* start Data listing *
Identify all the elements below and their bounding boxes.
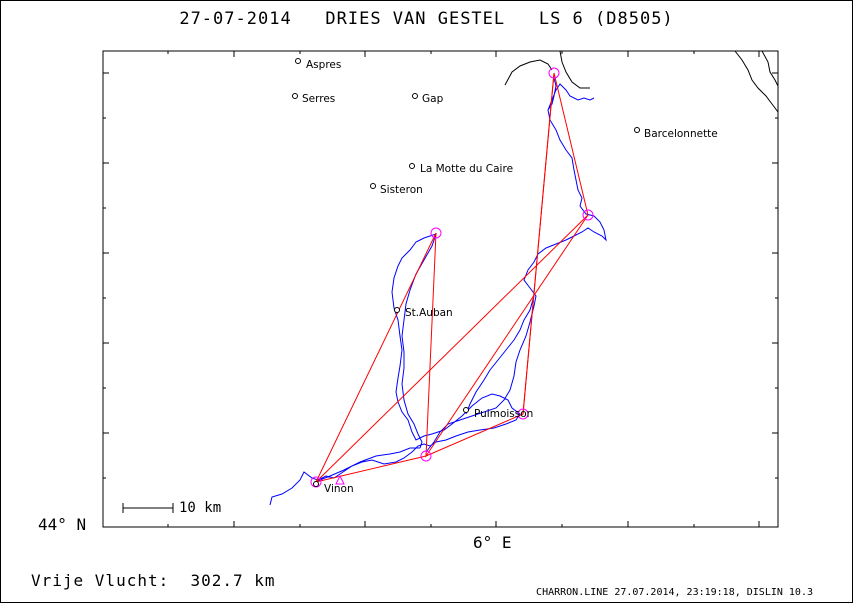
longitude-label: 6° E [473,533,512,552]
town-marker-gap [412,93,418,99]
town-marker-st-auban [394,307,400,313]
town-label: St.Auban [405,307,453,319]
town-marker-serres [292,93,298,99]
town-label: Serres [302,93,336,105]
map-border [102,50,779,528]
border-line [504,50,779,113]
town-markers [292,58,640,487]
turnpoint-5 [420,450,432,462]
town-label: Gap [422,93,444,105]
flight-track [269,77,607,506]
flight-title: 27-07-2014 DRIES VAN GESTEL LS 6 (D8505) [179,9,674,29]
turnpoint-2 [548,67,560,79]
turnpoint-3 [582,209,594,221]
town-marker-la-motte-du-caire [409,163,415,169]
turnpoint-4 [517,408,529,420]
start-marker [335,474,345,485]
distance-text: Vrije Vlucht: 302.7 km [31,571,276,590]
scale-bar [122,503,174,513]
turnpoint-1 [430,227,442,239]
town-marker-aspres [295,58,301,64]
town-label: Vinon [324,483,354,495]
axis-ticks [103,51,778,527]
town-label: Puimoisson [474,408,534,420]
town-label: Aspres [306,59,342,71]
town-label: La Motte du Caire [420,163,514,175]
town-marker-sisteron [370,183,376,189]
town-label: Sisteron [380,184,423,196]
latitude-label: 44° N [38,515,87,534]
town-marker-vinon [313,481,319,487]
scale-label: 10 km [179,500,222,516]
town-label: Barcelonnette [644,128,718,140]
task-line [314,72,589,483]
task-line-2 [522,72,555,415]
town-marker-puimoisson [463,407,469,413]
footer-text: CHARRON.LINE 27.07.2014, 23:19:18, DISLI… [536,587,813,598]
town-marker-barcelonnette [634,127,640,133]
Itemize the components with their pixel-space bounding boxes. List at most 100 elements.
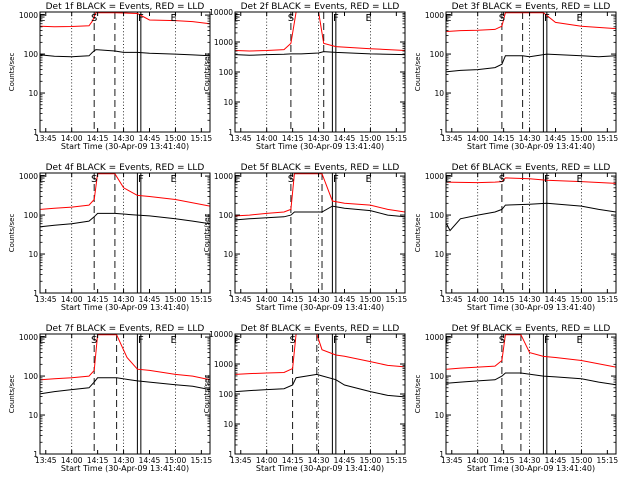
panel-title: Det 1f BLACK = Events, RED = LLD (46, 2, 205, 12)
y-tick-label: 10 (434, 89, 444, 98)
y-tick-label: 1000 (19, 11, 38, 20)
interval-marker: S (289, 335, 295, 346)
x-tick-label: 14:00 (256, 134, 278, 143)
y-tick-label: 10000 (209, 330, 233, 339)
x-tick-label: 15:00 (360, 295, 382, 304)
series-lld-line (446, 177, 616, 184)
series-events-line (40, 49, 210, 58)
x-tick-label: 13:45 (441, 295, 463, 304)
x-tick-label: 14:30 (519, 456, 541, 465)
x-tick-label: 13:45 (35, 456, 57, 465)
interval-marker: F (544, 13, 550, 24)
y-tick-label: 1000 (425, 333, 444, 342)
panel-title: Det 7f BLACK = Events, RED = LLD (46, 324, 205, 334)
x-tick-label: 14:30 (308, 134, 330, 143)
x-tick-label: 13:45 (35, 134, 57, 143)
x-tick-label: 15:00 (165, 295, 187, 304)
y-tick-label: 100 (430, 372, 445, 381)
y-tick-label: 1000 (19, 172, 38, 181)
series-lld-line (235, 173, 405, 217)
interval-marker: S (499, 174, 505, 185)
panel-title: Det 9f BLACK = Events, RED = LLD (452, 324, 611, 334)
x-tick-label: 13:45 (35, 295, 57, 304)
x-axis-label: Start Time (30-Apr-09 13:41:40) (256, 303, 384, 312)
x-tick-label: 14:15 (87, 134, 109, 143)
x-tick-label: 14:00 (467, 295, 489, 304)
plot-frame (39, 172, 211, 294)
x-tick-label: 14:45 (139, 295, 161, 304)
x-tick-label: 14:00 (256, 295, 278, 304)
x-tick-label: 14:45 (334, 456, 356, 465)
x-tick-label: 15:00 (165, 456, 187, 465)
series-events-line (235, 205, 405, 221)
y-axis-label: Counts/sec (8, 214, 16, 253)
plot-frame (234, 11, 406, 133)
interval-marker: E (171, 174, 177, 185)
y-tick-label: 100 (430, 211, 445, 220)
interval-marker: F (333, 335, 339, 346)
y-axis-label: Counts/sec (8, 375, 16, 414)
y-tick-label: 1 (33, 289, 38, 298)
x-tick-label: 15:15 (386, 134, 408, 143)
x-tick-label: 15:00 (360, 134, 382, 143)
interval-marker: E (171, 335, 177, 346)
y-axis-label: Counts/sec (414, 375, 422, 414)
series-events-line (446, 372, 616, 386)
y-tick-label: 10 (434, 250, 444, 259)
x-tick-label: 14:45 (139, 134, 161, 143)
x-tick-label: 14:00 (467, 134, 489, 143)
x-tick-label: 15:00 (571, 134, 593, 143)
y-tick-label: 1 (228, 289, 233, 298)
interval-marker: F (138, 335, 144, 346)
x-tick-label: 15:00 (571, 295, 593, 304)
x-tick-label: 13:45 (441, 134, 463, 143)
x-tick-label: 13:45 (230, 134, 252, 143)
series-lld-line (235, 12, 405, 52)
x-tick-label: 14:45 (545, 456, 567, 465)
y-tick-label: 10 (28, 89, 38, 98)
x-tick-label: 14:30 (308, 295, 330, 304)
interval-marker: S (91, 335, 97, 346)
x-axis-label: Start Time (30-Apr-09 13:41:40) (256, 142, 384, 151)
y-tick-label: 100 (219, 390, 234, 399)
y-tick-label: 1 (228, 450, 233, 459)
panel-title: Det 6f BLACK = Events, RED = LLD (452, 163, 611, 173)
x-axis-label: Start Time (30-Apr-09 13:41:40) (61, 464, 189, 473)
y-axis-label: Counts/sec (203, 375, 211, 414)
x-tick-label: 13:45 (441, 456, 463, 465)
x-axis-label: Start Time (30-Apr-09 13:41:40) (467, 303, 595, 312)
x-tick-label: 14:15 (87, 456, 109, 465)
y-tick-label: 1000 (214, 360, 233, 369)
y-tick-label: 10 (223, 420, 233, 429)
x-tick-label: 15:15 (386, 295, 408, 304)
y-tick-label: 10 (223, 98, 233, 107)
interval-marker: E (366, 174, 372, 185)
plot-frame (445, 11, 617, 133)
x-tick-label: 15:00 (571, 456, 593, 465)
interval-marker: S (288, 13, 294, 24)
y-tick-label: 1000 (425, 172, 444, 181)
y-tick-label: 10 (223, 250, 233, 259)
interval-marker: E (171, 13, 177, 24)
interval-marker: S (91, 13, 97, 24)
series-lld-line (40, 173, 210, 210)
x-tick-label: 14:00 (467, 456, 489, 465)
plot-frame (39, 11, 211, 133)
y-axis-label: Counts/sec (414, 53, 422, 92)
x-tick-label: 13:45 (230, 295, 252, 304)
x-tick-label: 14:45 (545, 134, 567, 143)
x-tick-label: 14:15 (493, 295, 515, 304)
y-tick-label: 100 (219, 68, 234, 77)
y-tick-label: 1000 (425, 11, 444, 20)
x-axis-label: Start Time (30-Apr-09 13:41:40) (61, 142, 189, 151)
x-tick-label: 14:15 (282, 295, 304, 304)
plot-frame (445, 333, 617, 455)
panel-title: Det 2f BLACK = Events, RED = LLD (241, 2, 400, 12)
plot-frame (445, 172, 617, 294)
x-tick-label: 14:30 (308, 456, 330, 465)
panel-title: Det 8f BLACK = Events, RED = LLD (241, 324, 400, 334)
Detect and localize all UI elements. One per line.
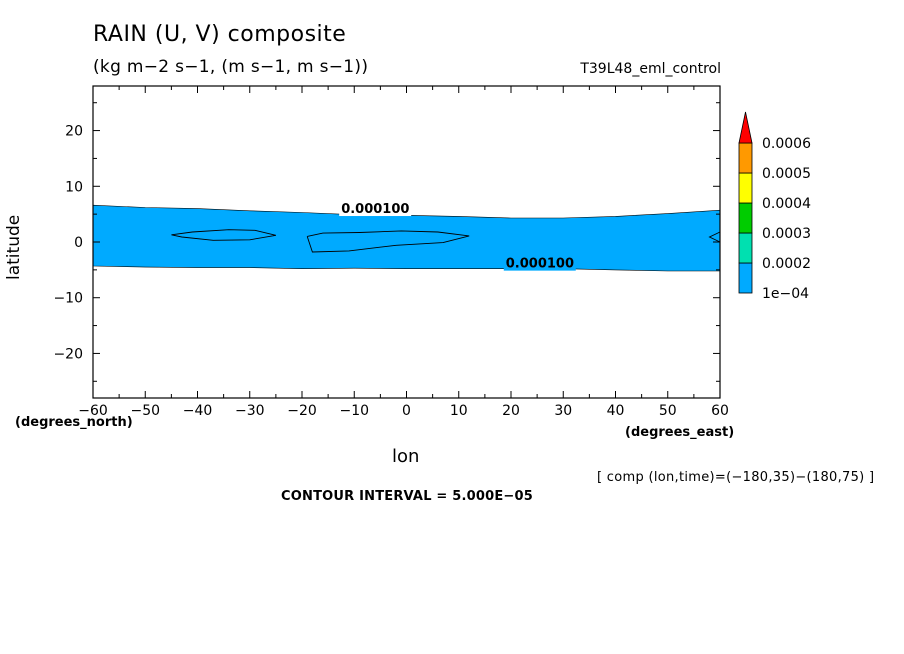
colorbar-box-3: [738, 172, 753, 204]
x-tick-label-7: 10: [450, 403, 468, 419]
chart-title: RAIN (U, V) composite: [93, 22, 347, 47]
x-tick-label-1: −50: [130, 403, 160, 419]
x-axis-label: lon: [392, 446, 420, 467]
colorbar-box-2: [738, 202, 753, 234]
composite-note: [ comp (lon,time)=(−180,35)−(180,75) ]: [597, 470, 875, 485]
contour-label-bg-1: [503, 256, 576, 271]
y-tick-label-4: 20: [65, 124, 83, 140]
colorbar-label-1: 0.0002: [762, 256, 811, 272]
y-tick-label-2: 0: [74, 235, 83, 251]
x-tick-label-9: 30: [554, 403, 572, 419]
x-tick-label-8: 20: [502, 403, 520, 419]
x-tick-label-11: 50: [659, 403, 677, 419]
x-tick-label-6: 0: [402, 403, 411, 419]
y-tick-label-3: 10: [65, 179, 83, 195]
colorbar-box-1: [738, 232, 753, 264]
x-tick-label-4: −20: [287, 403, 317, 419]
colorbar-label-4: 0.0005: [762, 166, 811, 182]
x-tick-label-10: 40: [607, 403, 625, 419]
colorbar-label-0: 1e−04: [762, 286, 809, 302]
inner-contour-0: [171, 229, 277, 241]
run-name: T39L48_eml_control: [580, 61, 721, 77]
y-tick-label-0: −20: [53, 346, 83, 362]
y-axis-label: latitude: [4, 214, 24, 280]
contour-label-0: 0.000100: [341, 202, 409, 217]
inner-contour-2: [708, 231, 721, 243]
contour-interval: CONTOUR INTERVAL = 5.000E−05: [281, 489, 534, 504]
contour-label-1: 0.000100: [506, 257, 574, 272]
colorbar-triangle: [738, 111, 753, 144]
chart-units: (kg m−2 s−1, (m s−1, m s−1)): [93, 57, 369, 77]
colorbar-box-0: [738, 262, 753, 294]
colorbar-label-2: 0.0003: [762, 226, 811, 242]
colorbar-label-5: 0.0006: [762, 136, 811, 152]
x-tick-label-12: 60: [711, 403, 729, 419]
contour-label-bg-0: [339, 202, 412, 217]
colorbar-box-4: [738, 142, 753, 174]
colorbar-label-3: 0.0004: [762, 196, 811, 212]
x-axis-units: (degrees_east): [625, 425, 735, 440]
x-tick-label-2: −40: [183, 403, 213, 419]
x-tick-label-3: −30: [235, 403, 265, 419]
x-tick-label-5: −10: [339, 403, 369, 419]
y-tick-label-1: −10: [53, 291, 83, 307]
x-tick-label-0: −60: [78, 403, 108, 419]
inner-contour-1: [306, 230, 470, 253]
y-axis-units: (degrees_north): [15, 415, 133, 430]
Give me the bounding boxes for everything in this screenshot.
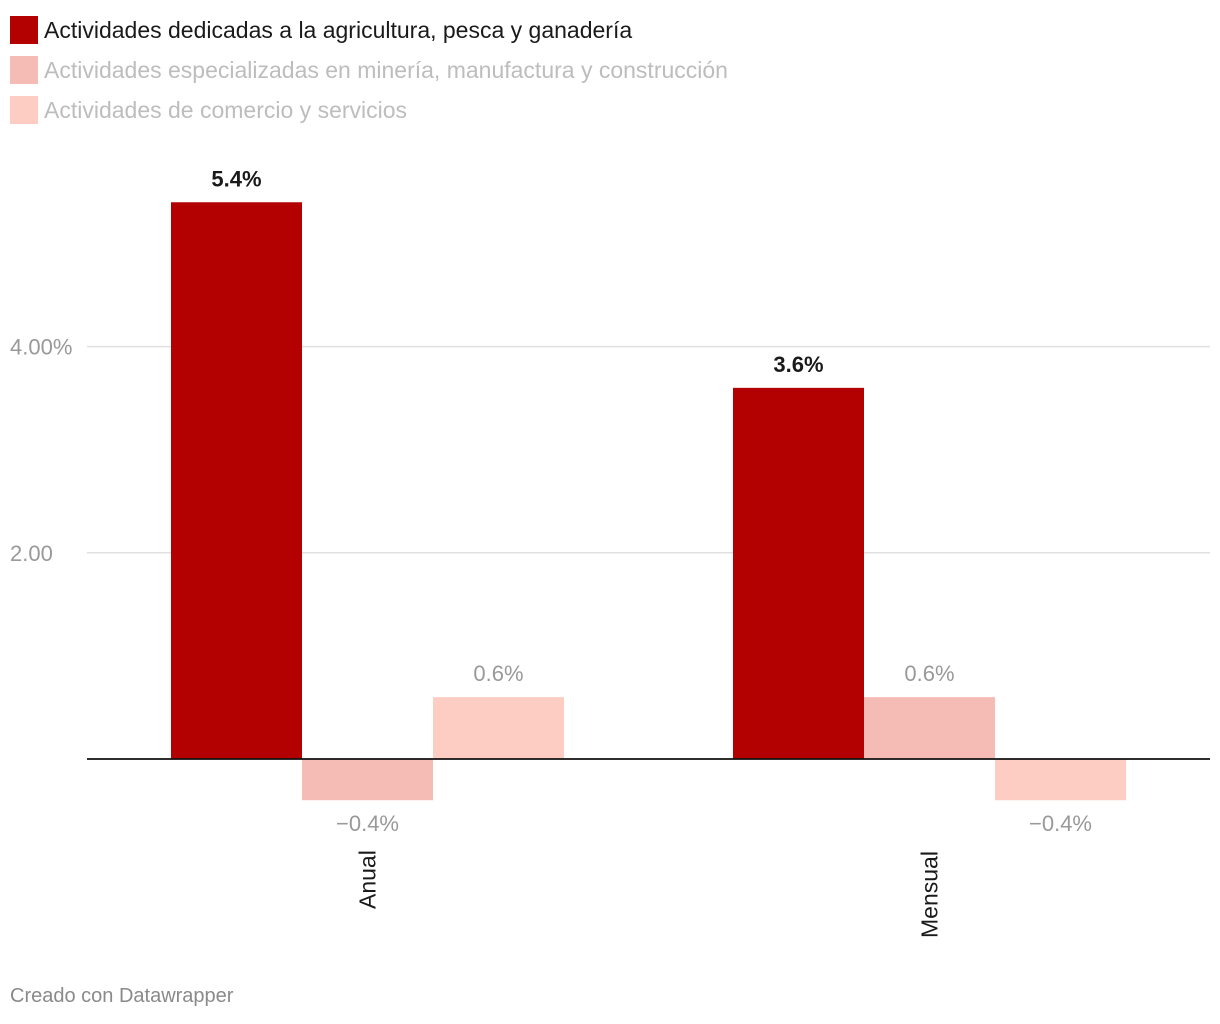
bar-value-label: −0.4%	[336, 811, 399, 836]
legend-swatch	[10, 56, 38, 84]
bar-value-label: 0.6%	[904, 661, 954, 686]
bar-value-label: −0.4%	[1029, 811, 1092, 836]
bar-value-label: 3.6%	[773, 352, 823, 377]
legend-swatch	[10, 96, 38, 124]
chart-legend: Actividades dedicadas a la agricultura, …	[10, 10, 728, 130]
legend-item-comercio[interactable]: Actividades de comercio y servicios	[10, 90, 728, 130]
x-category-label: Mensual	[917, 851, 943, 938]
y-tick-label: 2.00	[10, 541, 53, 566]
bar-value-label: 0.6%	[473, 661, 523, 686]
legend-label: Actividades de comercio y servicios	[44, 96, 408, 123]
bar	[433, 697, 564, 759]
bar	[995, 759, 1126, 801]
bar	[302, 759, 433, 801]
bar-value-label: 5.4%	[211, 166, 261, 191]
legend-swatch	[10, 16, 38, 44]
footer-credit: Creado con Datawrapper	[10, 985, 234, 1007]
bar	[733, 387, 864, 759]
bar	[171, 202, 302, 759]
legend-label: Actividades especializadas en minería, m…	[44, 56, 728, 83]
bar	[864, 697, 995, 759]
x-category-label: Anual	[355, 850, 381, 909]
y-tick-label: 4.00%	[10, 335, 72, 360]
legend-item-mineria[interactable]: Actividades especializadas en minería, m…	[10, 50, 728, 90]
legend-label: Actividades dedicadas a la agricultura, …	[44, 16, 633, 43]
legend-item-agricultura[interactable]: Actividades dedicadas a la agricultura, …	[10, 10, 728, 50]
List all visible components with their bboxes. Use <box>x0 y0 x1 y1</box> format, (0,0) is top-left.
* end Data listing *
* **Goal**: Please copy the entries starting with the line with "longitude-label: 6° E [473,533,512,552]" and going on through the line with "town-marker-la-motte-du-caire [409,163,415,169]", switching every "turnpoint" to "waypoint" and leaving all else unchanged.

* **The completed task**:
longitude-label: 6° E [473,533,512,552]
town-marker-gap [412,93,418,99]
town-marker-st-auban [394,307,400,313]
town-label: St.Auban [405,307,453,319]
town-marker-serres [292,93,298,99]
town-label: Serres [302,93,336,105]
map-border [102,50,779,528]
border-line [504,50,779,113]
town-markers [292,58,640,487]
waypoint-5 [420,450,432,462]
town-label: Gap [422,93,444,105]
flight-track [269,77,607,506]
flight-title: 27-07-2014 DRIES VAN GESTEL LS 6 (D8505) [179,9,674,29]
waypoint-2 [548,67,560,79]
waypoint-3 [582,209,594,221]
town-marker-la-motte-du-caire [409,163,415,169]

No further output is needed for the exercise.